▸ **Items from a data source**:
════

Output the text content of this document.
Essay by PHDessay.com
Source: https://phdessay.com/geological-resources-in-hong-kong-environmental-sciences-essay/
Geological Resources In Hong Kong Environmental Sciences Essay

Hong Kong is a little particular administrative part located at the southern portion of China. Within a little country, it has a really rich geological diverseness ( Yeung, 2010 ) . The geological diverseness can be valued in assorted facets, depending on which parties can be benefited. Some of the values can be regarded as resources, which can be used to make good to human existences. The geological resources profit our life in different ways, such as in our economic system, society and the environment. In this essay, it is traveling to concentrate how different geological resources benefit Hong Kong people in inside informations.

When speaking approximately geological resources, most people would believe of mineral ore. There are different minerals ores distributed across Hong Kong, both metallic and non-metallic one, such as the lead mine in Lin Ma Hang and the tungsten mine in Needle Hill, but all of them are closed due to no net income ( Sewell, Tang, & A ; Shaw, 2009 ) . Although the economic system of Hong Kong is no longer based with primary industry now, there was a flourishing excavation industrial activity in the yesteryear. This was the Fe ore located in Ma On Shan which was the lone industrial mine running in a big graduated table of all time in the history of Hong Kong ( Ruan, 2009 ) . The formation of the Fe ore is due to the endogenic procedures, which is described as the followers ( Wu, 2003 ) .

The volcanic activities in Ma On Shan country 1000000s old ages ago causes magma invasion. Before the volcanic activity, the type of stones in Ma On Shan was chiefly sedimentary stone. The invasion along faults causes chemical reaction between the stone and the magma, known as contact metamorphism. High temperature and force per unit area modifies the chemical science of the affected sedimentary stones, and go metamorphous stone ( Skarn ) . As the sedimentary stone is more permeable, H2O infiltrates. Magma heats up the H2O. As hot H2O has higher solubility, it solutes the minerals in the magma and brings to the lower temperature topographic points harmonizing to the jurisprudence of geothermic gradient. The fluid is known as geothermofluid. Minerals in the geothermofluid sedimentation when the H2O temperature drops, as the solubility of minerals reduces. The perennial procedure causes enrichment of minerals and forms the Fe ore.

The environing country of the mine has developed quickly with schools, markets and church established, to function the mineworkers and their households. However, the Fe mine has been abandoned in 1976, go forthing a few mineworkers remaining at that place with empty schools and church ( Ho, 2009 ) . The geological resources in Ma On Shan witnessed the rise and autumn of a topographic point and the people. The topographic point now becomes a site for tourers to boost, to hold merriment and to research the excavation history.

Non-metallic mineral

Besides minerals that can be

════

▸ **TO BE DONE**: Report the number of lines in the entries above that include the string "history". Give nothing but the number.

▸ **EXERCISE SOLUTION**: 2